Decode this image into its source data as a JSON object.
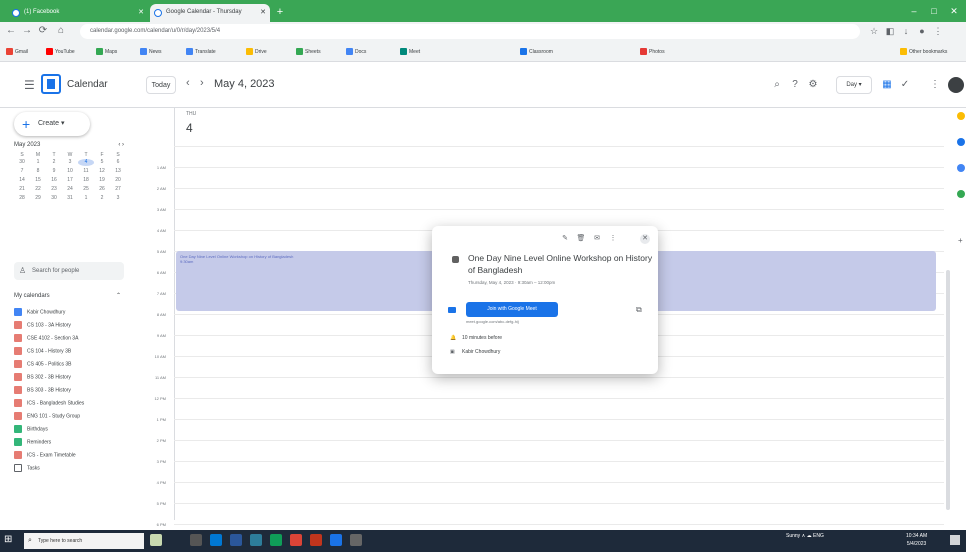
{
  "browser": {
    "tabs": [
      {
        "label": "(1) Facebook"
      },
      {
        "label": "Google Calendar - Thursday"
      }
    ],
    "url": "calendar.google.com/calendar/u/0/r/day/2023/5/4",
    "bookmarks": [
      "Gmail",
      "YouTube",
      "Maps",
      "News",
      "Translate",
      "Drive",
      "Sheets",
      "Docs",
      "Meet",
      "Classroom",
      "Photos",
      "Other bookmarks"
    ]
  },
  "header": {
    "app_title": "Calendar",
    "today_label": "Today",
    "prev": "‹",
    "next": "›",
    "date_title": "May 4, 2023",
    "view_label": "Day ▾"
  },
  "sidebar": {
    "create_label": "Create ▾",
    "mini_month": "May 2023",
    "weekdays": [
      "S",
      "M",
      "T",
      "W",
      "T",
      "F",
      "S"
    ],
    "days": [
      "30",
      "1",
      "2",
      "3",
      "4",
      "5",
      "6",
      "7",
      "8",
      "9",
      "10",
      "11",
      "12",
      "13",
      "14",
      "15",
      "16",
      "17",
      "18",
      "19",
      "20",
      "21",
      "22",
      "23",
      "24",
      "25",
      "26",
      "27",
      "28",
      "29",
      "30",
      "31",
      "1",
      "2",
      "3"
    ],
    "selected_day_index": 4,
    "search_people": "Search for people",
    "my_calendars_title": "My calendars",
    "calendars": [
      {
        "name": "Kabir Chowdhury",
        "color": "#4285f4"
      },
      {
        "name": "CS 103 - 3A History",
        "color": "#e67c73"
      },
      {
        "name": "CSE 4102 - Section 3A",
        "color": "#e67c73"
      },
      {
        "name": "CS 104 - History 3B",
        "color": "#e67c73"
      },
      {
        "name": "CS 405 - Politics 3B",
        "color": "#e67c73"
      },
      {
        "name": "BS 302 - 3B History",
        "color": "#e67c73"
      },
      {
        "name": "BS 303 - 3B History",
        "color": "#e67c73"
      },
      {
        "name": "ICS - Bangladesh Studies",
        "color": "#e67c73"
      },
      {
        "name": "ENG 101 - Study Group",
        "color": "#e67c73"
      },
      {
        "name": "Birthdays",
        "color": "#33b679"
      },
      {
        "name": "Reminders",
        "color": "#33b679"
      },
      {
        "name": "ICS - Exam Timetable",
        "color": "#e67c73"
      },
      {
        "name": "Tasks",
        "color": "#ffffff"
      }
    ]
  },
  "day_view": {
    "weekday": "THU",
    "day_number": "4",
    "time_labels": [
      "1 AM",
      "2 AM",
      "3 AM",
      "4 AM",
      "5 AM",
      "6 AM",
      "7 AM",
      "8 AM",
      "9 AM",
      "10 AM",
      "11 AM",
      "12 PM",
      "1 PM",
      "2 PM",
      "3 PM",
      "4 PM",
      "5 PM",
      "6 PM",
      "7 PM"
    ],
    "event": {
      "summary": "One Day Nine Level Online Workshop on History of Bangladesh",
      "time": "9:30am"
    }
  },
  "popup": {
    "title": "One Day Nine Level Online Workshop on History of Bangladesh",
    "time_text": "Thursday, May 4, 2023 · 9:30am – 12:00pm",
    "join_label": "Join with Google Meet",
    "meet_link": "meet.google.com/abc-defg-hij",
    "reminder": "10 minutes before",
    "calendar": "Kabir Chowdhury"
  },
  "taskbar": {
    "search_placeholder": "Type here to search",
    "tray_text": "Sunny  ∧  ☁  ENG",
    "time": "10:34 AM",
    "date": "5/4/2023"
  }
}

________________

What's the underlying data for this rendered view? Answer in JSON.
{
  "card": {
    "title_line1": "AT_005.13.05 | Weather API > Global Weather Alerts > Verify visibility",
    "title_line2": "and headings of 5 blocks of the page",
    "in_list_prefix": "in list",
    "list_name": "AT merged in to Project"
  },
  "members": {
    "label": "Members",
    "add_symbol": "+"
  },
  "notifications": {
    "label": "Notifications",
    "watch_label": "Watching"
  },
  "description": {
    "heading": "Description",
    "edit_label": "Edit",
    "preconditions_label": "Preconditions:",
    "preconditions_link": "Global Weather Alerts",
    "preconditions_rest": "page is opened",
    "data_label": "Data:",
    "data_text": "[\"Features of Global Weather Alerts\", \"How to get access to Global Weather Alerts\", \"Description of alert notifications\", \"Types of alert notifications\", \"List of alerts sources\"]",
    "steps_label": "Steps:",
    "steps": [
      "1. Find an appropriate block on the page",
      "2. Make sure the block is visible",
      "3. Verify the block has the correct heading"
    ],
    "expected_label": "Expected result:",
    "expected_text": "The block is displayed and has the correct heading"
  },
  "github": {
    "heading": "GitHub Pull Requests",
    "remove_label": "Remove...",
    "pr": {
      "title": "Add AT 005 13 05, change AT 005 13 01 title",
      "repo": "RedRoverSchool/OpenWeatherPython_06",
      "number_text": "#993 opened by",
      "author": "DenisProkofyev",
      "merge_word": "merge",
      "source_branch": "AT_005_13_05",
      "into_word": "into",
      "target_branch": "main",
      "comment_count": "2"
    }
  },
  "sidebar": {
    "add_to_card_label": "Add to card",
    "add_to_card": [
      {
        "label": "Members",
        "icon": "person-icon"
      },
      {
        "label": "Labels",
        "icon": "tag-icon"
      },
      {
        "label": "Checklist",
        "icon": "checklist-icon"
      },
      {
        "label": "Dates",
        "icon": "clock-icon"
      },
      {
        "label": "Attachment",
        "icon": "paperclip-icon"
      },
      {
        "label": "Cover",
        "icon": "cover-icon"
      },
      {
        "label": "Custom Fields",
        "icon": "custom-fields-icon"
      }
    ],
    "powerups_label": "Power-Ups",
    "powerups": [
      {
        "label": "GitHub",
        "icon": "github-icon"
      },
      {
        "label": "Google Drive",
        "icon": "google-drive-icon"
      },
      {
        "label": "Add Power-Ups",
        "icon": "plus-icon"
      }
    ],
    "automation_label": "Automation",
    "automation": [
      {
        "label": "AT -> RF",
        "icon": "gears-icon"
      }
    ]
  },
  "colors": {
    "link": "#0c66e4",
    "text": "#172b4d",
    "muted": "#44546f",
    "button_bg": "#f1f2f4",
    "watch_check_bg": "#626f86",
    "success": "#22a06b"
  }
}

________________

What you should do.
Gather all lines of the records that include the word "opened".

Exercise answer.
    "preconditions_rest": "page is opened",
      "number_text": "#993 opened by",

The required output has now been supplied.